Aim of the exercise:
Go through the records below line by line. Count the lines with "this" and give the count alone.

Dataset excerpts:
▼

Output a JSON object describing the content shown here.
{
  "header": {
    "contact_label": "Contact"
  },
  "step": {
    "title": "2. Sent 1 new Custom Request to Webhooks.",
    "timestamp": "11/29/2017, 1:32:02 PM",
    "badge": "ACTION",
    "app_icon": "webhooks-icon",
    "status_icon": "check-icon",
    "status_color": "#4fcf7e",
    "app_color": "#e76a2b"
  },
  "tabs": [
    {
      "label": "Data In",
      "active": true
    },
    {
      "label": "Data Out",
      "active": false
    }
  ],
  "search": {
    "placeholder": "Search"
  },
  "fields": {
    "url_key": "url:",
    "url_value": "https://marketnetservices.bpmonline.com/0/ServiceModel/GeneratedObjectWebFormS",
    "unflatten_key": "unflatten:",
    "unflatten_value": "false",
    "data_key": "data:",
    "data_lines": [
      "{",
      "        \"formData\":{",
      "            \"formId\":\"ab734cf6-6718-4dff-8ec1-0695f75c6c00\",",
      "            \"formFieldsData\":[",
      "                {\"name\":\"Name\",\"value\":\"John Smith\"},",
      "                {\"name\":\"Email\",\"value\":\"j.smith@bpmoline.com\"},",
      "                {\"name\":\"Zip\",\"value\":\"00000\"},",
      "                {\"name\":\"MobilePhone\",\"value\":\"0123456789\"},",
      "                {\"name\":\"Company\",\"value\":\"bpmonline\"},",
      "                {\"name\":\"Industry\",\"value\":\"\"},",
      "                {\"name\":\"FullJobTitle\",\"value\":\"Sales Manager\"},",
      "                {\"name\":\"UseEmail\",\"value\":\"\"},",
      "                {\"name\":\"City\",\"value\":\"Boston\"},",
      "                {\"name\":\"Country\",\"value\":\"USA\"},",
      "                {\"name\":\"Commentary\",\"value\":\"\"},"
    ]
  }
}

▲
▼

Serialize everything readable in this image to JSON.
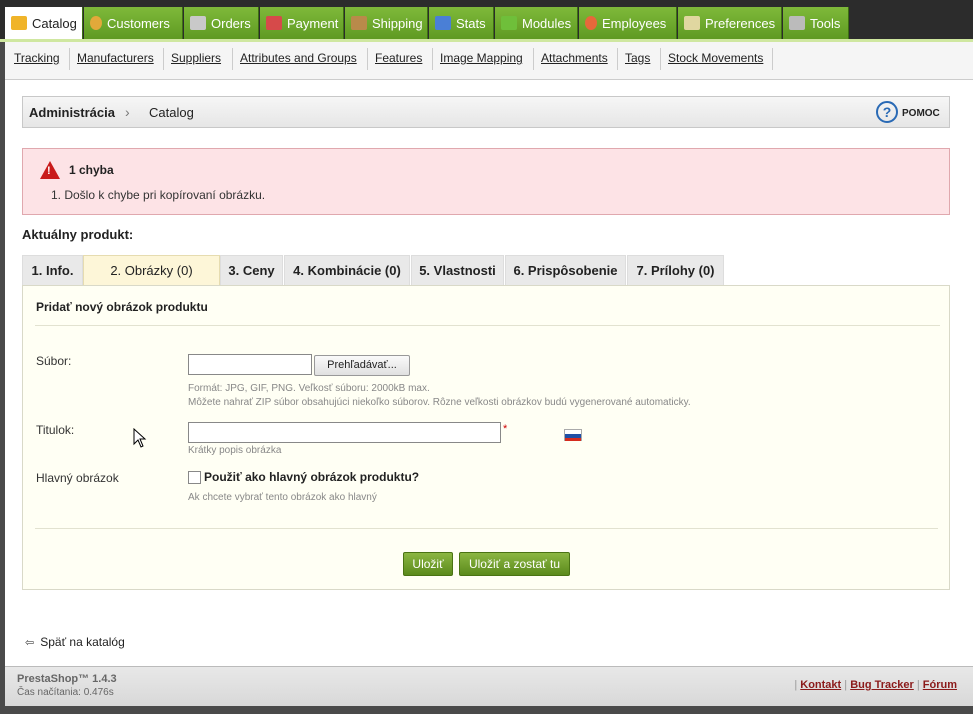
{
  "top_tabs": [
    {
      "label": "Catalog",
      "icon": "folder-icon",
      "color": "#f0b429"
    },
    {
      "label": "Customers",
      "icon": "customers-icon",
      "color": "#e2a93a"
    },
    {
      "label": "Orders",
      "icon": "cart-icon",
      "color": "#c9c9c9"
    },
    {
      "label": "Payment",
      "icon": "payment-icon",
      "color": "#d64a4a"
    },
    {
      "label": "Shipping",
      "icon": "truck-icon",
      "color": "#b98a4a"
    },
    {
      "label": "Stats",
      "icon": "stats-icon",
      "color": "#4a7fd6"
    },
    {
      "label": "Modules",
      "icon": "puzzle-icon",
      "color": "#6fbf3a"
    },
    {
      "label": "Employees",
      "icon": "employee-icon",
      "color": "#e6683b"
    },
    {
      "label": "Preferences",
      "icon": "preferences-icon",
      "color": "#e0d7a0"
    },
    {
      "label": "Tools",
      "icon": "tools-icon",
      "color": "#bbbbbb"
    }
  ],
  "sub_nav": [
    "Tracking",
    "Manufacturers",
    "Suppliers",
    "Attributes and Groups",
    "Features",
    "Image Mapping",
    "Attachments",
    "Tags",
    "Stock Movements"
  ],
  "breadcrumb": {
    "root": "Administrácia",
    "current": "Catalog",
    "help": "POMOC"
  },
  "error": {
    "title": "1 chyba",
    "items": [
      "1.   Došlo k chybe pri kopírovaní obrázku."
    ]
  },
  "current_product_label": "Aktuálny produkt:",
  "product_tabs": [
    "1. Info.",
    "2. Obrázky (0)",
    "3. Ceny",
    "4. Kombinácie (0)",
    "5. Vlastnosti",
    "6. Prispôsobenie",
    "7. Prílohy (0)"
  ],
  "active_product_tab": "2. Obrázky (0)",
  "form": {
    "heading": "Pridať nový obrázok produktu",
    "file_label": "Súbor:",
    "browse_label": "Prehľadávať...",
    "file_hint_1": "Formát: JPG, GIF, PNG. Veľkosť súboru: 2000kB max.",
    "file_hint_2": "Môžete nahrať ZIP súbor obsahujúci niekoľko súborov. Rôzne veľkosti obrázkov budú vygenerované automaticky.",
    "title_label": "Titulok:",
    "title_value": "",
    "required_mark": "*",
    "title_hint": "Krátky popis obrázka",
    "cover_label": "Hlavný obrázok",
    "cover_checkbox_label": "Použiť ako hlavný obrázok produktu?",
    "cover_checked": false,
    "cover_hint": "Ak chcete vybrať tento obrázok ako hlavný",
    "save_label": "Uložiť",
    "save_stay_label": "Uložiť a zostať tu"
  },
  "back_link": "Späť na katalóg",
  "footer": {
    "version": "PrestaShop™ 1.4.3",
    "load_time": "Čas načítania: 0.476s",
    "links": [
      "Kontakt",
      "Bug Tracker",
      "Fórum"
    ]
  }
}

▲
▼

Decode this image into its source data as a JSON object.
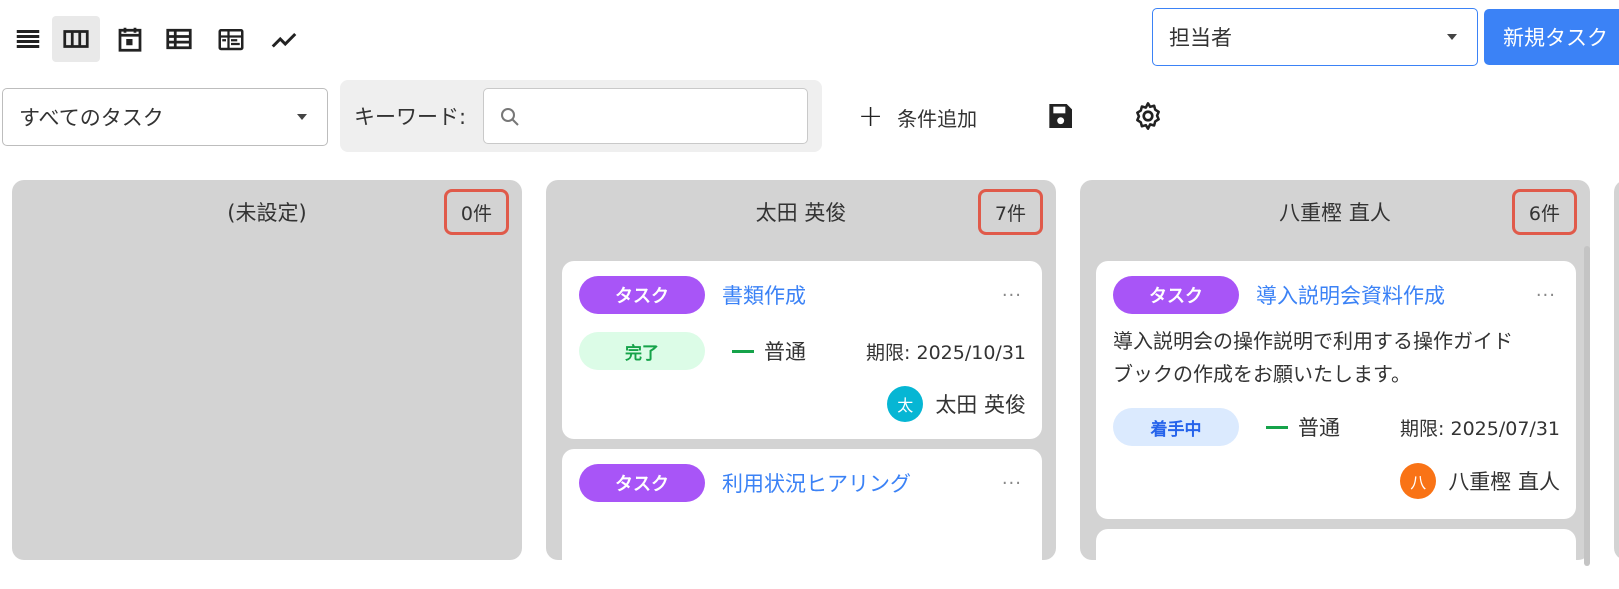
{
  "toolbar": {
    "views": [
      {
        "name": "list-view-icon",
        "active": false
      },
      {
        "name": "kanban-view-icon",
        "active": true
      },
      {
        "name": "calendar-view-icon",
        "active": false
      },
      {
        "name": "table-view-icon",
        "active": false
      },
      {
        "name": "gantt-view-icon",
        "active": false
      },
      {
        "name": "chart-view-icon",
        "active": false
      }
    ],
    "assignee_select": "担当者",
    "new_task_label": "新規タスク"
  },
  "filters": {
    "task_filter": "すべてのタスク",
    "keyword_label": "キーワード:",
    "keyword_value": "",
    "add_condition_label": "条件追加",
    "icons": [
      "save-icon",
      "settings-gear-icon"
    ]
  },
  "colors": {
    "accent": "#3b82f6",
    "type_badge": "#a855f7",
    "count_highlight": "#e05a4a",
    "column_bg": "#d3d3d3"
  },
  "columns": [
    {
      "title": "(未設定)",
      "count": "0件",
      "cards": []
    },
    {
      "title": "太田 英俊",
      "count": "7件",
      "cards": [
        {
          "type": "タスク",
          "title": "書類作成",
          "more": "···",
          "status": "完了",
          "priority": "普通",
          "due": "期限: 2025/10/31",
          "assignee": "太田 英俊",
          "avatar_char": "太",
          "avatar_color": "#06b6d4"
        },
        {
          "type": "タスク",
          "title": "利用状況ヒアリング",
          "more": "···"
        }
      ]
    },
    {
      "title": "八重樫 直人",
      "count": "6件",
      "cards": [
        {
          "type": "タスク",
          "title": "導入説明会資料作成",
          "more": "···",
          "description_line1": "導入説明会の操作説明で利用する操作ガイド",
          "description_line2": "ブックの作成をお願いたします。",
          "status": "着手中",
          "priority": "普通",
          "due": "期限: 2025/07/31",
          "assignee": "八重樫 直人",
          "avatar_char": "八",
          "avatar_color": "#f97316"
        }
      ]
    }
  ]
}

▲

Written solution:
2